[Start of INPUT MATERIAL]

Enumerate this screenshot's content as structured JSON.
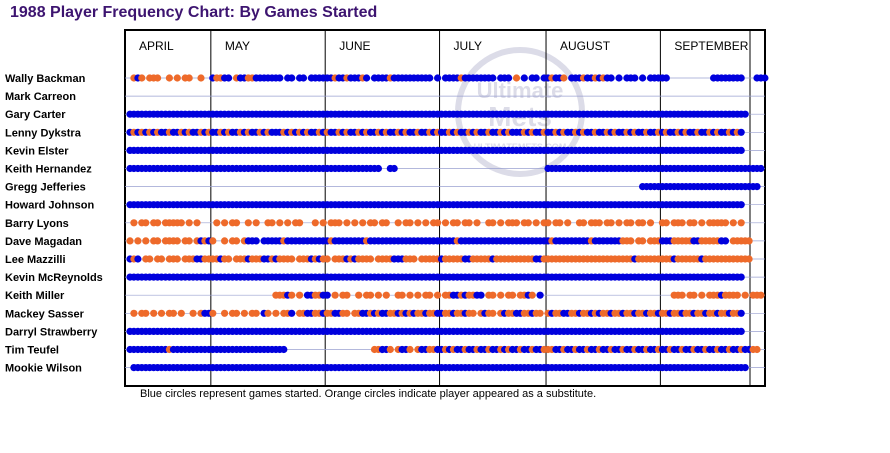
{
  "chart_data": {
    "type": "scatter",
    "title": "1988 Player Frequency Chart: By Games Started",
    "caption": "Blue circles represent games started. Orange circles indicate player appeared as a substitute.",
    "months": [
      "APRIL",
      "MAY",
      "JUNE",
      "JULY",
      "AUGUST",
      "SEPTEMBER"
    ],
    "month_game_ranges": [
      [
        1,
        21
      ],
      [
        22,
        50
      ],
      [
        51,
        79
      ],
      [
        80,
        106
      ],
      [
        107,
        135
      ],
      [
        136,
        160
      ]
    ],
    "x_range": [
      1,
      160
    ],
    "colors": {
      "started": "#0000dd",
      "substitute": "#ee6a2a",
      "title": "#3d1470",
      "watermark": "#dcdce8"
    },
    "watermark": {
      "line1": "Ultimate",
      "line2": "Mets",
      "line3": "ULTIMATEMETS.COM"
    },
    "players": [
      {
        "name": "Wally Backman",
        "s": "0SBS0SSS00S0S0SS00S00BSSBB0SBBSSBBBBBBB0BB0BB0BBBBBBSBBSBBBSB0BBBBSBBBBBBBBBB0B0BBBBSBBBBBBBB0BBB0S0B0BB0BBSBBS0BBBSBBSBSBB0B0BBB0B0BBBBB00000000000BBBBBBBB000BBB"
      },
      {
        "name": "Mark Carreon",
        "s": "0000000000000000000000000000000000000000000000000000000000000000000000000000000000000000000000000000000000000000000000000000000000000000000000000000000000000000"
      },
      {
        "name": "Gary Carter",
        "s": "BBBBBBBBBBBBBBBBBBBBBBBBBBBBBBBBBBBBBBBBBBBBBBBBBBBBBBBBBBBBBBBBBBBBBBBBBBBBBBBBBBBBBBBBBBBBBBBBBBBBBBBBBBBBBBBBBBBBBBBBBBBBBBBBBBBBBBBBBBBBBBBBBBBBBBBBBBBBB"
      },
      {
        "name": "Lenny Dykstra",
        "s": "BSBSBSBSBBSBBSBSBBSBSBBSBSBBSBSBBSBSBBBSBSBSBSBBSBSBBSBSBBSBSBBSBSBBSBSBBSBBSBSBBSBSBBSBSBBSBBSBSBBBSBSBBSBBSBSBBSBSBBSBBSBSBBSBSBBSBBSBSBBSBSBBSBBSBSBBSBSB"
      },
      {
        "name": "Kevin Elster",
        "s": "BBBBBBBBBBBBBBBBBBBBBBBBBBBBBBBBBBBBBBBBBBBBBBBBBBBBBBBBBBBBBBBBBBBBBBBBBBBBBBBBBBBBBBBBBBBBBBBBBBBBBBBBBBBBBBBBBBBBBBBBBBBBBBBBBBBBBBBBBBBBBBBBBBBBBBBBBBBB"
      },
      {
        "name": "Keith Hernandez",
        "s": "BBBBBBBBBBBBBBBBBBBBBBBBBBBBBBBBBBBBBBBBBBBBBBBBBBBBBBBBBBBBBBBB00BB00000000000000000000000000000000000000BBBBBBBBBBBBBBBBBBBBBBBBBBBBBBBBBBBBBBBBBBBBBBBBBBBBBBB"
      },
      {
        "name": "Gregg Jefferies",
        "s": "0000000000000000000000000000000000000000000000000000000000000000000000000000000000000000000000000000000000000000000000000000000000BBBBBBBBBBBBBBBBBBBBBBBBBBBBBB"
      },
      {
        "name": "Howard Johnson",
        "s": "BBBBBBBBBBBBBBBBBBBBBBBBBBBBBBBBBBBBBBBBBBBBBBBBBBBBBBBBBBBBBBBBBBBBBBBBBBBBBBBBBBBBBBBBBBBBBBBBBBBBBBBBBBBBBBBBBBBBBBBBBBBBBBBBBBBBBBBBBBBBBBBBBBBBBBBBBBBB"
      },
      {
        "name": "Barry Lyons",
        "s": "0S0SS0SS0SSSSS0S0S0000S0S0SS00S0S00SS0S0S0SS000S0S0SSS0S0S0S0SS0SS00S0SS0S0S0SS0S0SS0SS0S00SS0S0SSS0SS0S0SS0SS0S00SS0SSS0SS0S0SS0SS0S00SS0SSS0SS0S0SSSSS0S0S"
      },
      {
        "name": "Dave Magadan",
        "s": "S0S0S0SS0SSSS0SS0SBSBS00S0SS0SBBB0BBBBBSBBBBBBBBBBBSBBBBBBBBSBBBBBBBBBBBBBBBBBBBBBBSBBBBBBBBBBBBBBBBBBBBBBBSBBBBBBBBBSBBBBBBBSSS0SS0SSSBBBSSSSSBBSSSSSBB0SSSSS"
      },
      {
        "name": "Lee Mazzilli",
        "s": "BSB0SS0SS0SSS0SSSBBSSSSBSS0SSSBSSSBBSBSSSS0SSSBSBSS0SSSBSBSSSS0SSSSBBBSSS0SSSSSBSSSSSBBSSSSSBSSSSSSSSSSBBSSSSSSSSSSSSSSSSSSSSSSSBSSSSSSSSSBSSSSSSBSSSSSSSSSSSS"
      },
      {
        "name": "Kevin McReynolds",
        "s": "BBBBBBBBBBBBBBBBBBBBBBBBBBBBBBBBBBBBBBBBBBBBBBBBBBBBBBBBBBBBBBBBBBBBBBBBBBBBBBBBBBBBBBBBBBBBBBBBBBBBBBBBBBBBBBBBBBBBBBBBBBBBBBBBBBBBBBBBBBBBBBBBBBBBBBBBBBBB"
      },
      {
        "name": "Keith Miller",
        "s": "0000000000000000000000000000000000000SSSBS0S0BBSSBB0S0SS00S0SS0S0S00SS0S0S0SS0S0SSBBSBSSBB0SS0S0SS0SSBS0B000000000000000000000000000000000SSS0SS0S0SSSBSSSS0S0SSS"
      },
      {
        "name": "Mackey Sasser",
        "s": "0S0SS0S0S0SS0S00S0SBBS00S0SS0S0SS0BS0S0SSB0SSBBSSBSSBBSS0SSBBSBSBBSSBSBSBSSBSSBBSSBSSBSS0SBSS0SBSSBBSSBSS0SBSSBBSSBSSBSBSSBSSBSSBSSBSSBSSBSSBSSBSSBSSBSSBSSB"
      },
      {
        "name": "Darryl Strawberry",
        "s": "BBBBBBBBBBBBBBBBBBBBBBBBBBBBBBBBBBBBBBBBBBBBBBBBBBBBBBBBBBBBBBBBBBBBBBBBBBBBBBBBBBBBBBBBBBBBBBBBBBBBBBBBBBBBBBBBBBBBBBBBBBBBBBBBBBBBBBBBBBBBBBBBBBBBBBBBBBBB"
      },
      {
        "name": "Tim Teufel",
        "s": "BBBBBBBBBBSBBBBBBBBBBBBBBBBBBBBBBBBBBBBB0000000000000000000000SSBBS0SBBS0SBBSSBBSBSBBSBBSBBSBBSBSBBSBBSBBSSSBBSBBSBBSBBSBBSBBSBBSBBSBBSBBSBBSBBSBBSBBSBBSBBSBBSS"
      },
      {
        "name": "Mookie Wilson",
        "s": "0BBBBBBBBBBBBBBBBBBBBBBBBBBBBBBBBBBBBBBBBBBBBBBBBBBBBBBBBBBBBBBBBBBBBBBBBBBBBBBBBBBBBBBBBBBBBBBBBBBBBBBBBBBBBBBBBBBBBBBBBBBBBBBBBBBBBBBBBBBBBBBBBBBBBBBBBBBBB"
      }
    ]
  }
}
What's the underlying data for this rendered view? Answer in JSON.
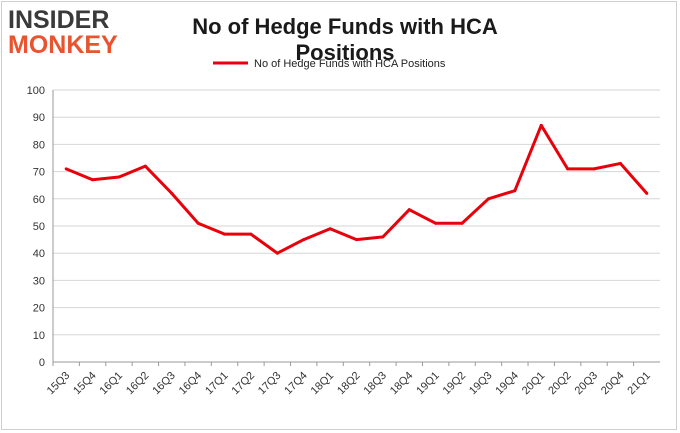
{
  "header": {
    "logo_line1": "INSIDER",
    "logo_line2": "MONKEY"
  },
  "chart_data": {
    "type": "line",
    "title": "No of Hedge Funds with HCA Positions",
    "xlabel": "",
    "ylabel": "",
    "ylim": [
      0,
      100
    ],
    "yticks": [
      0,
      10,
      20,
      30,
      40,
      50,
      60,
      70,
      80,
      90,
      100
    ],
    "grid": true,
    "legend_position": "top",
    "line_color": "#e8000b",
    "categories": [
      "15Q3",
      "15Q4",
      "16Q1",
      "16Q2",
      "16Q3",
      "16Q4",
      "17Q1",
      "17Q2",
      "17Q3",
      "17Q4",
      "18Q1",
      "18Q2",
      "18Q3",
      "18Q4",
      "19Q1",
      "19Q2",
      "19Q3",
      "19Q4",
      "20Q1",
      "20Q2",
      "20Q3",
      "20Q4",
      "21Q1"
    ],
    "series": [
      {
        "name": "No of Hedge Funds with HCA Positions",
        "values": [
          71,
          67,
          68,
          72,
          62,
          51,
          47,
          47,
          40,
          45,
          49,
          45,
          46,
          56,
          51,
          51,
          60,
          63,
          87,
          71,
          71,
          73,
          62
        ]
      }
    ]
  }
}
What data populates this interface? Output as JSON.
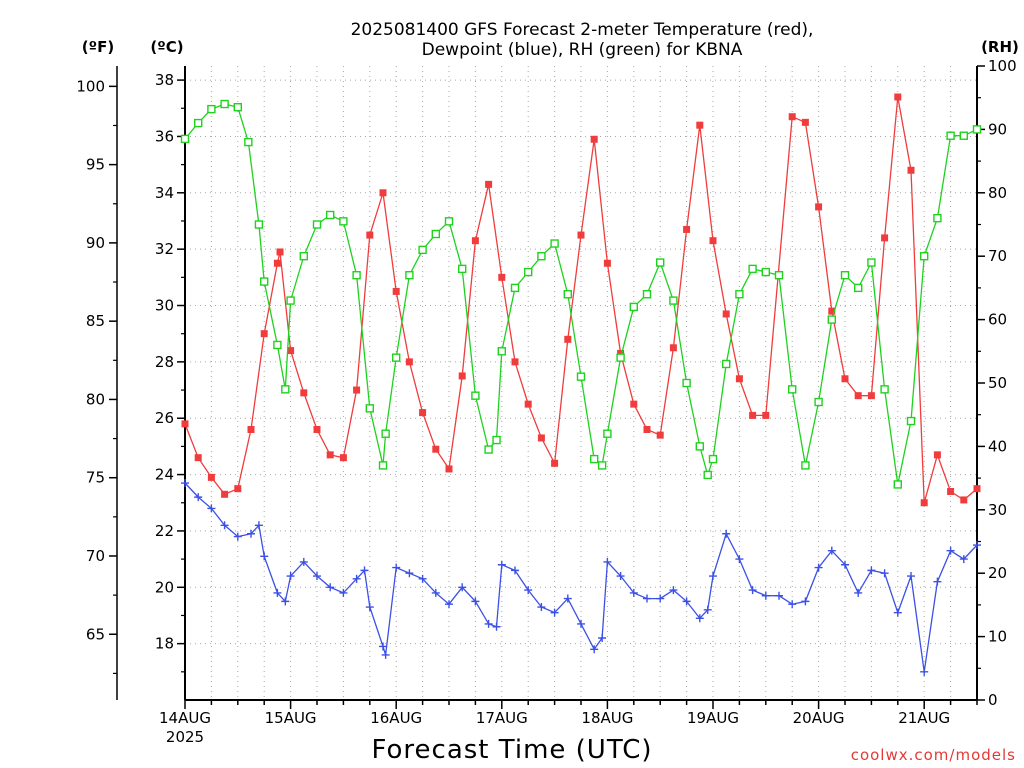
{
  "chart_data": {
    "type": "line",
    "title": [
      "2025081400 GFS Forecast 2-meter Temperature (red),",
      "Dewpoint (blue), RH (green) for KBNA"
    ],
    "xlabel": "Forecast Time (UTC)",
    "credit": "coolwx.com/models",
    "y_units": {
      "fahrenheit": "(ºF)",
      "celsius": "(ºC)",
      "rh": "(RH)"
    },
    "x_axis": {
      "range_days": [
        0,
        7.5
      ],
      "ticks": [
        {
          "day": 0,
          "label": "14AUG",
          "sublabel": "2025"
        },
        {
          "day": 1,
          "label": "15AUG"
        },
        {
          "day": 2,
          "label": "16AUG"
        },
        {
          "day": 3,
          "label": "17AUG"
        },
        {
          "day": 4,
          "label": "18AUG"
        },
        {
          "day": 5,
          "label": "19AUG"
        },
        {
          "day": 6,
          "label": "20AUG"
        },
        {
          "day": 7,
          "label": "21AUG"
        }
      ]
    },
    "celsius_axis": {
      "range": [
        16,
        38.5
      ],
      "ticks": [
        "18",
        "20",
        "22",
        "24",
        "26",
        "28",
        "30",
        "32",
        "34",
        "36",
        "38"
      ]
    },
    "fahrenheit_axis": {
      "ticks": [
        "65",
        "70",
        "75",
        "80",
        "85",
        "90",
        "95",
        "100"
      ]
    },
    "rh_axis": {
      "range": [
        0,
        100
      ],
      "ticks": [
        "0",
        "10",
        "20",
        "30",
        "40",
        "50",
        "60",
        "70",
        "80",
        "90",
        "100"
      ]
    },
    "grid": true,
    "series": [
      {
        "name": "Temperature",
        "color": "#f03c3c",
        "marker": "filled-square",
        "axis": "celsius",
        "points": [
          [
            0,
            25.8
          ],
          [
            0.125,
            24.6
          ],
          [
            0.25,
            23.9
          ],
          [
            0.375,
            23.3
          ],
          [
            0.5,
            23.5
          ],
          [
            0.625,
            25.6
          ],
          [
            0.75,
            29
          ],
          [
            0.875,
            31.5
          ],
          [
            0.9,
            31.9
          ],
          [
            1,
            28.4
          ],
          [
            1.125,
            26.9
          ],
          [
            1.25,
            25.6
          ],
          [
            1.375,
            24.7
          ],
          [
            1.5,
            24.6
          ],
          [
            1.625,
            27
          ],
          [
            1.75,
            32.5
          ],
          [
            1.875,
            34
          ],
          [
            2,
            30.5
          ],
          [
            2.125,
            28
          ],
          [
            2.25,
            26.2
          ],
          [
            2.375,
            24.9
          ],
          [
            2.5,
            24.2
          ],
          [
            2.625,
            27.5
          ],
          [
            2.75,
            32.3
          ],
          [
            2.875,
            34.3
          ],
          [
            3,
            31
          ],
          [
            3.125,
            28
          ],
          [
            3.25,
            26.5
          ],
          [
            3.375,
            25.3
          ],
          [
            3.5,
            24.4
          ],
          [
            3.625,
            28.8
          ],
          [
            3.75,
            32.5
          ],
          [
            3.875,
            35.9
          ],
          [
            4,
            31.5
          ],
          [
            4.125,
            28.3
          ],
          [
            4.25,
            26.5
          ],
          [
            4.375,
            25.6
          ],
          [
            4.5,
            25.4
          ],
          [
            4.625,
            28.5
          ],
          [
            4.75,
            32.7
          ],
          [
            4.875,
            36.4
          ],
          [
            5,
            32.3
          ],
          [
            5.125,
            29.7
          ],
          [
            5.25,
            27.4
          ],
          [
            5.375,
            26.1
          ],
          [
            5.5,
            26.1
          ],
          [
            5.75,
            36.7
          ],
          [
            5.875,
            36.5
          ],
          [
            6,
            33.5
          ],
          [
            6.125,
            29.8
          ],
          [
            6.25,
            27.4
          ],
          [
            6.375,
            26.8
          ],
          [
            6.5,
            26.8
          ],
          [
            6.625,
            32.4
          ],
          [
            6.75,
            37.4
          ],
          [
            6.875,
            34.8
          ],
          [
            7,
            23
          ],
          [
            7.125,
            24.7
          ],
          [
            7.25,
            23.4
          ],
          [
            7.375,
            23.1
          ],
          [
            7.5,
            23.5
          ]
        ]
      },
      {
        "name": "Dewpoint",
        "color": "#3c50e6",
        "marker": "plus",
        "axis": "celsius",
        "points": [
          [
            0,
            23.7
          ],
          [
            0.125,
            23.2
          ],
          [
            0.25,
            22.8
          ],
          [
            0.375,
            22.2
          ],
          [
            0.5,
            21.8
          ],
          [
            0.625,
            21.9
          ],
          [
            0.7,
            22.2
          ],
          [
            0.75,
            21.1
          ],
          [
            0.875,
            19.8
          ],
          [
            0.95,
            19.5
          ],
          [
            1,
            20.4
          ],
          [
            1.125,
            20.9
          ],
          [
            1.25,
            20.4
          ],
          [
            1.375,
            20
          ],
          [
            1.5,
            19.8
          ],
          [
            1.625,
            20.3
          ],
          [
            1.7,
            20.6
          ],
          [
            1.75,
            19.3
          ],
          [
            1.875,
            17.9
          ],
          [
            1.9,
            17.6
          ],
          [
            2,
            20.7
          ],
          [
            2.125,
            20.5
          ],
          [
            2.25,
            20.3
          ],
          [
            2.375,
            19.8
          ],
          [
            2.5,
            19.4
          ],
          [
            2.625,
            20
          ],
          [
            2.75,
            19.5
          ],
          [
            2.875,
            18.7
          ],
          [
            2.95,
            18.6
          ],
          [
            3,
            20.8
          ],
          [
            3.125,
            20.6
          ],
          [
            3.25,
            19.9
          ],
          [
            3.375,
            19.3
          ],
          [
            3.5,
            19.1
          ],
          [
            3.625,
            19.6
          ],
          [
            3.75,
            18.7
          ],
          [
            3.875,
            17.8
          ],
          [
            3.95,
            18.2
          ],
          [
            4,
            20.9
          ],
          [
            4.125,
            20.4
          ],
          [
            4.25,
            19.8
          ],
          [
            4.375,
            19.6
          ],
          [
            4.5,
            19.6
          ],
          [
            4.625,
            19.9
          ],
          [
            4.75,
            19.5
          ],
          [
            4.875,
            18.9
          ],
          [
            4.95,
            19.2
          ],
          [
            5,
            20.4
          ],
          [
            5.125,
            21.9
          ],
          [
            5.25,
            21
          ],
          [
            5.375,
            19.9
          ],
          [
            5.5,
            19.7
          ],
          [
            5.625,
            19.7
          ],
          [
            5.75,
            19.4
          ],
          [
            5.875,
            19.5
          ],
          [
            6,
            20.7
          ],
          [
            6.125,
            21.3
          ],
          [
            6.25,
            20.8
          ],
          [
            6.375,
            19.8
          ],
          [
            6.5,
            20.6
          ],
          [
            6.625,
            20.5
          ],
          [
            6.75,
            19.1
          ],
          [
            6.875,
            20.4
          ],
          [
            7,
            17
          ],
          [
            7.125,
            20.2
          ],
          [
            7.25,
            21.3
          ],
          [
            7.375,
            21
          ],
          [
            7.5,
            21.5
          ]
        ]
      },
      {
        "name": "RH",
        "color": "#1ed21e",
        "marker": "open-square",
        "axis": "rh",
        "points": [
          [
            0,
            88.5
          ],
          [
            0.125,
            91
          ],
          [
            0.25,
            93.2
          ],
          [
            0.375,
            94
          ],
          [
            0.5,
            93.5
          ],
          [
            0.6,
            88
          ],
          [
            0.7,
            75
          ],
          [
            0.75,
            66
          ],
          [
            0.875,
            56
          ],
          [
            0.95,
            49
          ],
          [
            1,
            63
          ],
          [
            1.125,
            70
          ],
          [
            1.25,
            75
          ],
          [
            1.375,
            76.5
          ],
          [
            1.5,
            75.5
          ],
          [
            1.625,
            67
          ],
          [
            1.75,
            46
          ],
          [
            1.875,
            37
          ],
          [
            1.9,
            42
          ],
          [
            2,
            54
          ],
          [
            2.125,
            67
          ],
          [
            2.25,
            71
          ],
          [
            2.375,
            73.5
          ],
          [
            2.5,
            75.5
          ],
          [
            2.625,
            68
          ],
          [
            2.75,
            48
          ],
          [
            2.875,
            39.5
          ],
          [
            2.95,
            41
          ],
          [
            3,
            55
          ],
          [
            3.125,
            65
          ],
          [
            3.25,
            67.5
          ],
          [
            3.375,
            70
          ],
          [
            3.5,
            72
          ],
          [
            3.625,
            64
          ],
          [
            3.75,
            51
          ],
          [
            3.875,
            38
          ],
          [
            3.95,
            37
          ],
          [
            4,
            42
          ],
          [
            4.125,
            54
          ],
          [
            4.25,
            62
          ],
          [
            4.375,
            64
          ],
          [
            4.5,
            69
          ],
          [
            4.625,
            63
          ],
          [
            4.75,
            50
          ],
          [
            4.875,
            40
          ],
          [
            4.95,
            35.5
          ],
          [
            5,
            38
          ],
          [
            5.125,
            53
          ],
          [
            5.25,
            64
          ],
          [
            5.375,
            68
          ],
          [
            5.5,
            67.5
          ],
          [
            5.625,
            67
          ],
          [
            5.75,
            49
          ],
          [
            5.875,
            37
          ],
          [
            6,
            47
          ],
          [
            6.125,
            60
          ],
          [
            6.25,
            67
          ],
          [
            6.375,
            65
          ],
          [
            6.5,
            69
          ],
          [
            6.625,
            49
          ],
          [
            6.75,
            34
          ],
          [
            6.875,
            44
          ],
          [
            7,
            70
          ],
          [
            7.125,
            76
          ],
          [
            7.25,
            89
          ],
          [
            7.375,
            89
          ],
          [
            7.5,
            90
          ]
        ]
      }
    ]
  }
}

[End of INPUT MATERIAL]

== WHAT THE TASK REQUIRES ==
List all lines above in which the string "title" appears.

== REPLY ==
    "title": "1988 Player Frequency Chart: By Games Started",
      "title": "#3d1470",
    "title": "No of Hedge Funds with HCA Positions",
    "title": [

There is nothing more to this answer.